# TASK DETAILS
Search the data below for "核对品名"; list each line that holds it.
Begin
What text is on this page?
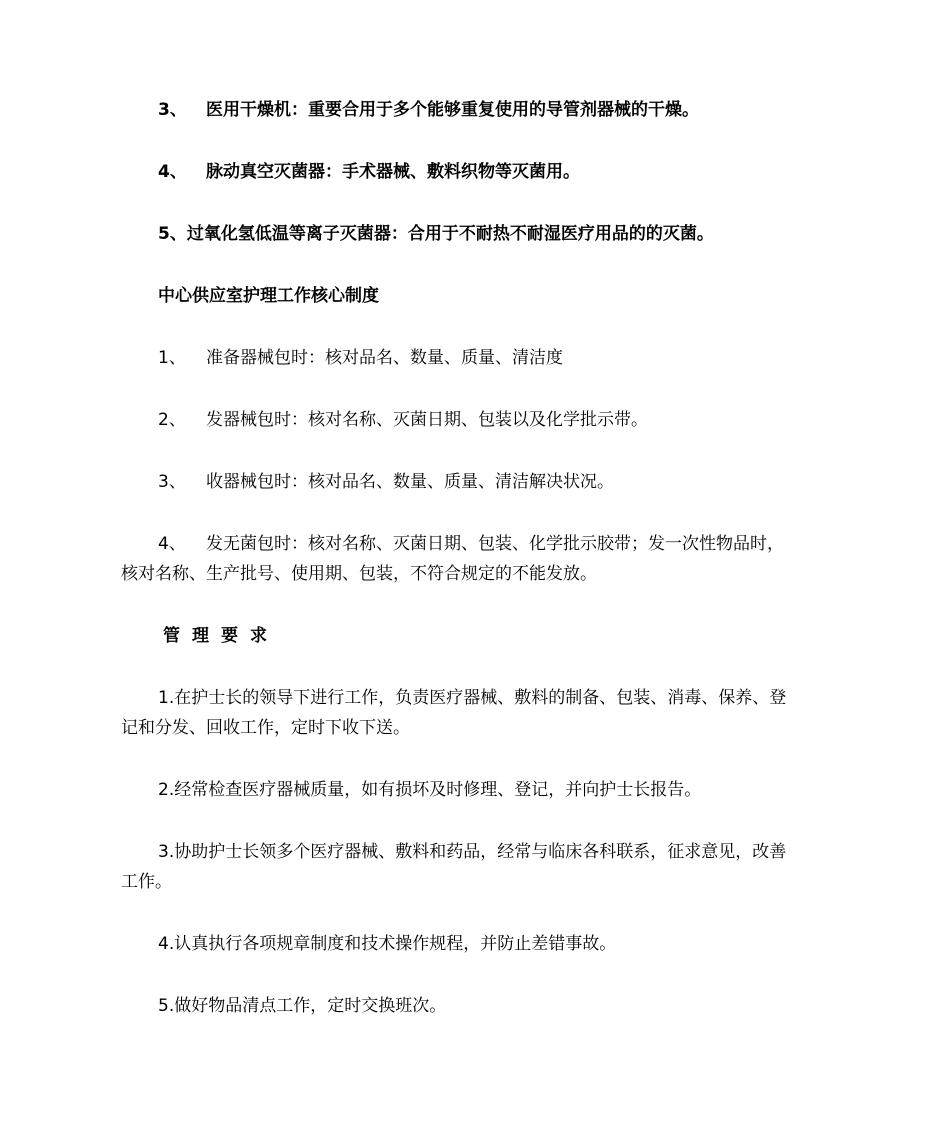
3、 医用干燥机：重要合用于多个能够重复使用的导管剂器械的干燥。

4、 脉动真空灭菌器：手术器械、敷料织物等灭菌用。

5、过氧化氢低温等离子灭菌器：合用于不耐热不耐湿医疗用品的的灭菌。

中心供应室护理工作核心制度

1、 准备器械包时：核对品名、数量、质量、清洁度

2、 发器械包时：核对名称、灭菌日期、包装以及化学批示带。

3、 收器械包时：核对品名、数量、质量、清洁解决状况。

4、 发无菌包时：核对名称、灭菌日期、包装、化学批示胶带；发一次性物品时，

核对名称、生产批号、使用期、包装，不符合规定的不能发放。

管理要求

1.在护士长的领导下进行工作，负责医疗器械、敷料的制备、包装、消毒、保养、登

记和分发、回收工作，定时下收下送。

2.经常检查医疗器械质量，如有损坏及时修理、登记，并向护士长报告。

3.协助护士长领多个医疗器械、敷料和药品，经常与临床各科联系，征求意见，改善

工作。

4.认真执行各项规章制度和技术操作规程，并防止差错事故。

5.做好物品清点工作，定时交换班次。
End
Begin
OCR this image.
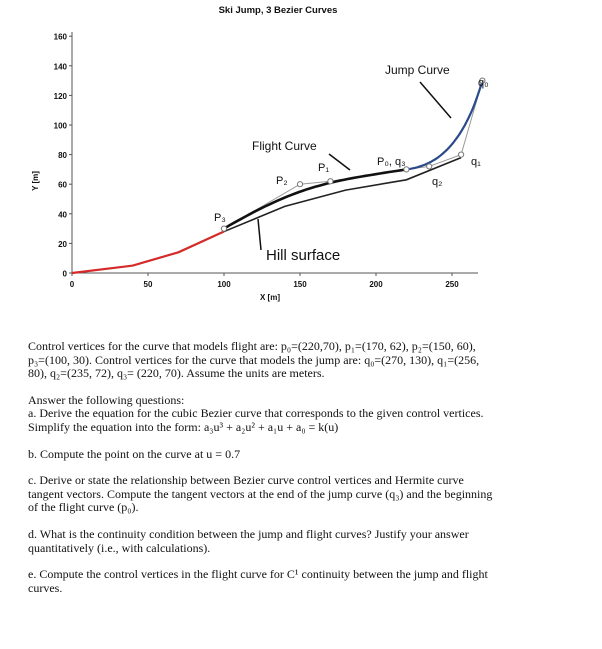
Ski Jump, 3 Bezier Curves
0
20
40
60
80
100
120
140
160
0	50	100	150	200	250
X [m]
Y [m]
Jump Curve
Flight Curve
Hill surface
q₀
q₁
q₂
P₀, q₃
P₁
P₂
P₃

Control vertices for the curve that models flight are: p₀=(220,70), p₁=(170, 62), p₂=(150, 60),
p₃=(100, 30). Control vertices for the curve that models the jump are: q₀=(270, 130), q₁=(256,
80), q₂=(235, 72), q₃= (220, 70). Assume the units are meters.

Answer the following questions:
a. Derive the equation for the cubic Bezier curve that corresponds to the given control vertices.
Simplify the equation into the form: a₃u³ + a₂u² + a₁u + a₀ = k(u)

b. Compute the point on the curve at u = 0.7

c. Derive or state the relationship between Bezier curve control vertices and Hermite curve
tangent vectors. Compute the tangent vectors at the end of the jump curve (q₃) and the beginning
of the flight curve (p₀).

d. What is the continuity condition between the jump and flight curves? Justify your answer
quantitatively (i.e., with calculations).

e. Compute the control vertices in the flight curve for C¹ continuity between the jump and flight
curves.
End
# THE RESULT
1、 准备器械包时：核对品名、数量、质量、清洁度
3、 收器械包时：核对品名、数量、质量、清洁解决状况。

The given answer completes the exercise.